#### WHAT YOU ARE ASKED TO DO:
Quote all of the entries word for word.

[Dataset items]
═══
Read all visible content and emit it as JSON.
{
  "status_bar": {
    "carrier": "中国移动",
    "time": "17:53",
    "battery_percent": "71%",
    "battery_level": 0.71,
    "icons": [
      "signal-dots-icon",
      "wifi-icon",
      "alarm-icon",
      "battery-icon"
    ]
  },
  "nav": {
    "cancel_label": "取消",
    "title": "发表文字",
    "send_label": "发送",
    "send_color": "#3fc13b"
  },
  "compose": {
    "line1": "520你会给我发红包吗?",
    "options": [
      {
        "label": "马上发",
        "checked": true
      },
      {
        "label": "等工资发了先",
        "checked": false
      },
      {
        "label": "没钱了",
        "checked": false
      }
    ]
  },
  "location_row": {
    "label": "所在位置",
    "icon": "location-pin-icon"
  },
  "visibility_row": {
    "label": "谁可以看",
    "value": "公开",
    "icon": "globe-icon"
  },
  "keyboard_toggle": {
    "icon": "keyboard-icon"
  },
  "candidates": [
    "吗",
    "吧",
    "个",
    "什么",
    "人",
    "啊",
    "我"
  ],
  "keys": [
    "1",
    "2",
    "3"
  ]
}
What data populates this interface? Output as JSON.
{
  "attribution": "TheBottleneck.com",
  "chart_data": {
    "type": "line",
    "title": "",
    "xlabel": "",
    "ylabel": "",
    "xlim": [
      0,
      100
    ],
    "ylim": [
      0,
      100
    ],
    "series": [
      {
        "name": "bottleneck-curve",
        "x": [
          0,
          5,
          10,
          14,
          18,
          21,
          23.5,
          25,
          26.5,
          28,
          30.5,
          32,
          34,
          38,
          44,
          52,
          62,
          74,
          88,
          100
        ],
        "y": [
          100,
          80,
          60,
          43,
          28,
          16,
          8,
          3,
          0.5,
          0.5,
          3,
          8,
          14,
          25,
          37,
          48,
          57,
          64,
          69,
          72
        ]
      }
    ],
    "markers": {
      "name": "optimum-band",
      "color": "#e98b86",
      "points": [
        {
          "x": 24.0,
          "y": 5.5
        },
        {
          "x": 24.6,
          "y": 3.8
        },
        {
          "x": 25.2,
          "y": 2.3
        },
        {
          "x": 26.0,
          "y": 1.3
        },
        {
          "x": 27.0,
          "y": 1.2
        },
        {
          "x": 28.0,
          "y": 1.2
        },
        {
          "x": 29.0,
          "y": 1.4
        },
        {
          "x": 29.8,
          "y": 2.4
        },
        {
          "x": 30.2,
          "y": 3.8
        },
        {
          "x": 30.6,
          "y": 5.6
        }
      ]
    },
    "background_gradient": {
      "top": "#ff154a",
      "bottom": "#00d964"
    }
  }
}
═══
#### OUTPUT OF THE TASK:
Read all visible content and emit it as JSON.
{
  "status_bar": {
    "carrier": "中国移动",
    "time": "17:53",
    "battery_percent": "71%",
    "battery_level": 0.71,
    "icons": [
      "signal-dots-icon",
      "wifi-icon",
      "alarm-icon",
      "battery-icon"
    ]
  },
  "nav": {
    "cancel_label": "取消",
    "title": "发表文字",
    "send_label": "发送",
    "send_color": "#3fc13b"
  },
  "compose": {
    "line1": "520你会给我发红包吗?",
    "options": [
      {
        "label": "马上发",
        "checked": true
      },
      {
        "label": "等工资发了先",
        "checked": false
      },
      {
        "label": "没钱了",
        "checked": false
      }
    ]
  },
  "location_row": {
    "label": "所在位置",
    "icon": "location-pin-icon"
  },
  "visibility_row": {
    "label": "谁可以看",
    "value": "公开",
    "icon": "globe-icon"
  },
  "keyboard_toggle": {
    "icon": "keyboard-icon"
  },
  "candidates": [
    "吗",
    "吧",
    "个",
    "什么",
    "人",
    "啊",
    "我"
  ],
  "keys": [
    "1",
    "2",
    "3"
  ]
}
What data populates this interface? Output as JSON.
{
  "attribution": "TheBottleneck.com",
  "chart_data": {
    "type": "line",
    "title": "",
    "xlabel": "",
    "ylabel": "",
    "xlim": [
      0,
      100
    ],
    "ylim": [
      0,
      100
    ],
    "series": [
      {
        "name": "bottleneck-curve",
        "x": [
          0,
          5,
          10,
          14,
          18,
          21,
          23.5,
          25,
          26.5,
          28,
          30.5,
          32,
          34,
          38,
          44,
          52,
          62,
          74,
          88,
          100
        ],
        "y": [
          100,
          80,
          60,
          43,
          28,
          16,
          8,
          3,
          0.5,
          0.5,
          3,
          8,
          14,
          25,
          37,
          48,
          57,
          64,
          69,
          72
        ]
      }
    ],
    "markers": {
      "name": "optimum-band",
      "color": "#e98b86",
      "points": [
        {
          "x": 24.0,
          "y": 5.5
        },
        {
          "x": 24.6,
          "y": 3.8
        },
        {
          "x": 25.2,
          "y": 2.3
        },
        {
          "x": 26.0,
          "y": 1.3
        },
        {
          "x": 27.0,
          "y": 1.2
        },
        {
          "x": 28.0,
          "y": 1.2
        },
        {
          "x": 29.0,
          "y": 1.4
        },
        {
          "x": 29.8,
          "y": 2.4
        },
        {
          "x": 30.2,
          "y": 3.8
        },
        {
          "x": 30.6,
          "y": 5.6
        }
      ]
    },
    "background_gradient": {
      "top": "#ff154a",
      "bottom": "#00d964"
    }
  }
}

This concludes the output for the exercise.